Franchisors are pretty upfront about what it's going to cost to get you into their systems. They happily outline franchise fees, royalties, marketing requirements and grand-opening costs, and they can ballpark figures for potential franchisees on everything from the amount of printer paper they'll go through each month to the best deals on neon signs.
But franchisors are bashful when it comes to talking about how much moolah franchisees can actually earn running their businesses.
This reluctance makes sense to a certain extent. Any earnings claims that a franchisor makes, either outright or implied, can open the company up to a lawsuit if a disgruntled franchisee doesn't reach those goals. Instead, franchisors direct candidates to their Franchise Disclosure Document (FDD), the detailed prospectus they are required by law to give to interested investors.
Item 19 of the FDD details the financial performance of the franchise and offers a snapshot of the average revenue a franchisee makes. But Item 19 is often calculated with a sleight of hand that would make a magician proud, with the numbers spun to put the system in the best possible light. The earning ranges documented can be so large (e.g., $50,000 to $500,000) as to be meaningless, if they are shared at all, since filling out Item 19 is optional.
So, how much can you earn by opening a franchise unit? According to a large survey by the research firm Franchise Business Review, the average franchisee across the spectrum earns a profit of $66,000 annually. Beyond that, it's hard to generalize, since there can be major differences between concepts even in the same sector.
********************
* **TASK REQUIREMENTS**:
a - In the franchise earnings passage, what average annual profit did the Franchise Business Review survey find for franchisees?
b - Return everything from "Item 19 of the" down to "19 is optional." in the franchise earnings passage, copied word for word.

* **DATA**:
********************
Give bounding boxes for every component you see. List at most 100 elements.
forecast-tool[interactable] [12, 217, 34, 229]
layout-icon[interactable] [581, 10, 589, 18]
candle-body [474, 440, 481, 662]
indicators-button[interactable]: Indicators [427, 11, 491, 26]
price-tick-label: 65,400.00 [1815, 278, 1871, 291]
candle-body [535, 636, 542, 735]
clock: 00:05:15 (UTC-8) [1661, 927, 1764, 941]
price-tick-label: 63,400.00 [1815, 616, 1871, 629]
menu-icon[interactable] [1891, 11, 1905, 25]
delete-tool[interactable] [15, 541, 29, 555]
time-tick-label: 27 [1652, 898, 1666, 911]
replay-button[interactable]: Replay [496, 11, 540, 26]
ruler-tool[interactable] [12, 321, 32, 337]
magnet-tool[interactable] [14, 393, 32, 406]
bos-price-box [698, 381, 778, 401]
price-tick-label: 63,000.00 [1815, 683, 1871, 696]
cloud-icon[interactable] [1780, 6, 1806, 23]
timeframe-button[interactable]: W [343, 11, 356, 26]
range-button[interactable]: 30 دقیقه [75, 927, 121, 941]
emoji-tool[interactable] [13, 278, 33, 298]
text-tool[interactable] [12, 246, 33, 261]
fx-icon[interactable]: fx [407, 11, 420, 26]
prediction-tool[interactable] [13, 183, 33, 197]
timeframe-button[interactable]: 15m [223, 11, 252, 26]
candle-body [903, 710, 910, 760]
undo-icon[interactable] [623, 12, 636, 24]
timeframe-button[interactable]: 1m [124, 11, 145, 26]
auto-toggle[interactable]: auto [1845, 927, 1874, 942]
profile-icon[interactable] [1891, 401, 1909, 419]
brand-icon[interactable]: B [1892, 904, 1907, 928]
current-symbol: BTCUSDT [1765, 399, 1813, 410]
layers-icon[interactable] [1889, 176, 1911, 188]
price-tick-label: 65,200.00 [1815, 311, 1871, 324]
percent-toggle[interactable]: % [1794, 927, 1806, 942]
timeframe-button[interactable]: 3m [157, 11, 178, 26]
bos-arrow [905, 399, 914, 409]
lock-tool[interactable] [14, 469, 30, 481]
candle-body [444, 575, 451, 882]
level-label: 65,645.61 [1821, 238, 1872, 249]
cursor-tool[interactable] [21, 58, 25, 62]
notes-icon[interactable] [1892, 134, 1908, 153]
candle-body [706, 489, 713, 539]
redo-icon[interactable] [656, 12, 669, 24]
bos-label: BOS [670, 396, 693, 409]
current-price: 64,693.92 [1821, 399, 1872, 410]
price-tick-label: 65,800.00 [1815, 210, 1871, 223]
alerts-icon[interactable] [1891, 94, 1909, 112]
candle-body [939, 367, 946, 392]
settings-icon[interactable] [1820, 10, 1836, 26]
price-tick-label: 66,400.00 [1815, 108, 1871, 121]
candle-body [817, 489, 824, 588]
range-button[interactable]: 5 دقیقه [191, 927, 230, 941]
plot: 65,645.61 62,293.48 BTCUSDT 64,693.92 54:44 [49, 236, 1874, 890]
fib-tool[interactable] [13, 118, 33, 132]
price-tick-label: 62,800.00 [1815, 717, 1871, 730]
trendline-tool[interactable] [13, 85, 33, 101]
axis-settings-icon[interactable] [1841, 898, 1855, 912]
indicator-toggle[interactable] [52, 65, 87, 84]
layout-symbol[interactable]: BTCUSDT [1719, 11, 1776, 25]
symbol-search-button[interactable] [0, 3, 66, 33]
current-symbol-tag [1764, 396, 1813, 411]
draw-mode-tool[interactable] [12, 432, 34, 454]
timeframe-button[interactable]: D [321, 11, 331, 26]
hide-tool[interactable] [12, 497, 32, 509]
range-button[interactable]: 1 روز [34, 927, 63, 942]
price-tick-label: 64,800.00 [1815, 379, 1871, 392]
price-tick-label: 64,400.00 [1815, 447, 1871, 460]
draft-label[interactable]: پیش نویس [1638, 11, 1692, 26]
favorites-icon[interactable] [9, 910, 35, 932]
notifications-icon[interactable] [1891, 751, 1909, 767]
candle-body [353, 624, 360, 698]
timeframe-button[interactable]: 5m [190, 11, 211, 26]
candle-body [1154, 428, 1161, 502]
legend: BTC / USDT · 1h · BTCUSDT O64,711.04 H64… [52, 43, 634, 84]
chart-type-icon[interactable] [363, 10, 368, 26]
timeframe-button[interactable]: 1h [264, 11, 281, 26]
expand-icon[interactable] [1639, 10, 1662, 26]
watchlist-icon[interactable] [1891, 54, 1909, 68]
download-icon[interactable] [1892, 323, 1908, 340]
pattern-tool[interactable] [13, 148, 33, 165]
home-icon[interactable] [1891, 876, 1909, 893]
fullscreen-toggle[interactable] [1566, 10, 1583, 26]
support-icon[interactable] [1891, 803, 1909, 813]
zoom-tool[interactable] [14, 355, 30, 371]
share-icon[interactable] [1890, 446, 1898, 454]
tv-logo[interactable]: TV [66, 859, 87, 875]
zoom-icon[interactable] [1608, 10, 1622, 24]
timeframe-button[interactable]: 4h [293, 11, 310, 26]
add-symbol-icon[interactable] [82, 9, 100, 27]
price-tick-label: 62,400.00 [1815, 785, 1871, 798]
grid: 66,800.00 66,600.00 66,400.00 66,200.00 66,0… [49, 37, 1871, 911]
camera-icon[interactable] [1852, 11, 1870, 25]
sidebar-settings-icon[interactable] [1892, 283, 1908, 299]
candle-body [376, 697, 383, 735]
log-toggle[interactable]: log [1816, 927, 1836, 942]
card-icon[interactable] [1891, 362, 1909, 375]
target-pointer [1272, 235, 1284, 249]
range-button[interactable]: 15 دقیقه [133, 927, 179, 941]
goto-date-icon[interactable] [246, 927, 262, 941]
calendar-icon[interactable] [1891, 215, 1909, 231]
********************
* **OUTPUTS FOR THE TASKS**:
a - $66,000 a year.

b -
Item 19 of the FDD details the financial performance of the franchise and offers a snapshot of the average revenue a franchisee makes. But Item 19 is often calculated with a sleight of hand that would make a magician proud, with the numbers spun to put the system in the best possible light. The earning ranges documented can be so large (e.g., $50,000 to $500,000) as to be meaningless, if they are shared at all, since filling out Item 19 is optional.